Records from a collection:
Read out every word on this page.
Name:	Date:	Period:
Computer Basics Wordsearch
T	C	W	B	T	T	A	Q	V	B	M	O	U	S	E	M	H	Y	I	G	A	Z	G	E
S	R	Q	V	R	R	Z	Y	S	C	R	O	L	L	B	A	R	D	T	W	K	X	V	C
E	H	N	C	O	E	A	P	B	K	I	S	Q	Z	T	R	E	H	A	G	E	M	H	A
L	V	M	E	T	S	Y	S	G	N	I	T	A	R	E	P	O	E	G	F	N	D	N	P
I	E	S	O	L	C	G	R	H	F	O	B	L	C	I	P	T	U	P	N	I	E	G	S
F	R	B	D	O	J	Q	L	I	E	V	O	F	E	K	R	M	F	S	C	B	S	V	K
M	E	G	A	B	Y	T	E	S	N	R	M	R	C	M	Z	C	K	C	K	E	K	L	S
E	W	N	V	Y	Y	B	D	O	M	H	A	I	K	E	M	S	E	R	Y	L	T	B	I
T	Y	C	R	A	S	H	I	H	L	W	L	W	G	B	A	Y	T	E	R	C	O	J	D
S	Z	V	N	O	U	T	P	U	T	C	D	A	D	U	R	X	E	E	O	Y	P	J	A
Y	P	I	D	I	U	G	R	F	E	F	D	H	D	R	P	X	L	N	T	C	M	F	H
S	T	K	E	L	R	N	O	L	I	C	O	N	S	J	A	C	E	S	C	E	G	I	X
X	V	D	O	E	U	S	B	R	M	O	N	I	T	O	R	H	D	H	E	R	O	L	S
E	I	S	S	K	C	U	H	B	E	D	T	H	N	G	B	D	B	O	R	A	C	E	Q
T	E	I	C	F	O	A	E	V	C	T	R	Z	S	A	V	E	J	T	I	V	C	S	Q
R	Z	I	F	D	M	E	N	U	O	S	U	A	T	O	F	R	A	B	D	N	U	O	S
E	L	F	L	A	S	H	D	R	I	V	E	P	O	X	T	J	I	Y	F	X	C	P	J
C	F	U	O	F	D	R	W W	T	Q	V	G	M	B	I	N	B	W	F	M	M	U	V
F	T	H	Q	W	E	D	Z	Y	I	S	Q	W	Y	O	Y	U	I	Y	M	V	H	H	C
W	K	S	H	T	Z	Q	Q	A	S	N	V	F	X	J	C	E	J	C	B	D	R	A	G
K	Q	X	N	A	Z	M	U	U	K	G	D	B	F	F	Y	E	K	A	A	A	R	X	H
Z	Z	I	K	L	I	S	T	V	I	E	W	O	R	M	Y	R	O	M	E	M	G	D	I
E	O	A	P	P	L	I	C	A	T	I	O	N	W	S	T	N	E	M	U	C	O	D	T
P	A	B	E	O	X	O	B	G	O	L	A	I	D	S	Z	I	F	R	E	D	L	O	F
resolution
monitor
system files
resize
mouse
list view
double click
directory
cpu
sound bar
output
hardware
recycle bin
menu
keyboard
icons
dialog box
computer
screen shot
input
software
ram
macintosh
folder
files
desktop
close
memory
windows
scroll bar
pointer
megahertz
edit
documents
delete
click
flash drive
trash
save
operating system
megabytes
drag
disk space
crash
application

→ What the exercise asks: Reproduce all of the records exactly.

→ Worked solution:
Read out every word on this page.
Name:	Date:	Period:
Computer Basics Wordsearch
T	C	W	B	T	T	A	Q	V	B	M	O	U	S	E	M	H	Y	I	G	A	Z	G	E
S	R	Q	V	R	R	Z	Y	S	C	R	O	L	L	B	A	R	D	T	W	K	X	V	C
E	H	N	C	O	E	A	P	B	K	I	S	Q	Z	T	R	E	H	A	G	E	M	H	A
L	V	M	E	T	S	Y	S	G	N	I	T	A	R	E	P	O	E	G	F	N	D	N	P
I	E	S	O	L	C	G	R	H	F	O	B	L	C	I	P	T	U	P	N	I	E	G	S
F	R	B	D	O	J	Q	L	I	E	V	O	F	E	K	R	M	F	S	C	B	S	V	K
M	E	G	A	B	Y	T	E	S	N	R	M	R	C	M	Z	C	K	C	K	E	K	L	S
E	W	N	V	Y	Y	B	D	O	M	H	A	I	K	E	M	S	E	R	Y	L	T	B	I
T	Y	C	R	A	S	H	I	H	L	W	L	W	G	B	A	Y	T	E	R	C	O	J	D
S	Z	V	N	O	U	T	P	U	T	C	D	A	D	U	R	X	E	E	O	Y	P	J	A
Y	P	I	D	I	U	G	R	F	E	F	D	H	D	R	P	X	L	N	T	C	M	F	H
S	T	K	E	L	R	N	O	L	I	C	O	N	S	J	A	C	E	S	C	E	G	I	X
X	V	D	O	E	U	S	B	R	M	O	N	I	T	O	R	H	D	H	E	R	O	L	S
E	I	S	S	K	C	U	H	B	E	D	T	H	N	G	B	D	B	O	R	A	C	E	Q
T	E	I	C	F	O	A	E	V	C	T	R	Z	S	A	V	E	J	T	I	V	C	S	Q
R	Z	I	F	D	M	E	N	U	O	S	U	A	T	O	F	R	A	B	D	N	U	O	S
E	L	F	L	A	S	H	D	R	I	V	E	P	O	X	T	J	I	Y	F	X	C	P	J
C	F	U	O	F	D	R	W W	T	Q	V	G	M	B	I	N	B	W	F	M	M	U	V
F	T	H	Q	W	E	D	Z	Y	I	S	Q	W	Y	O	Y	U	I	Y	M	V	H	H	C
W	K	S	H	T	Z	Q	Q	A	S	N	V	F	X	J	C	E	J	C	B	D	R	A	G
K	Q	X	N	A	Z	M	U	U	K	G	D	B	F	F	Y	E	K	A	A	A	R	X	H
Z	Z	I	K	L	I	S	T	V	I	E	W	O	R	M	Y	R	O	M	E	M	G	D	I
E	O	A	P	P	L	I	C	A	T	I	O	N	W	S	T	N	E	M	U	C	O	D	T
P	A	B	E	O	X	O	B	G	O	L	A	I	D	S	Z	I	F	R	E	D	L	O	F
resolution
monitor
system files
resize
mouse
list view
double click
directory
cpu
sound bar
output
hardware
recycle bin
menu
keyboard
icons
dialog box
computer
screen shot
input
software
ram
macintosh
folder
files
desktop
close
memory
windows
scroll bar
pointer
megahertz
edit
documents
delete
click
flash drive
trash
save
operating system
megabytes
drag
disk space
crash
application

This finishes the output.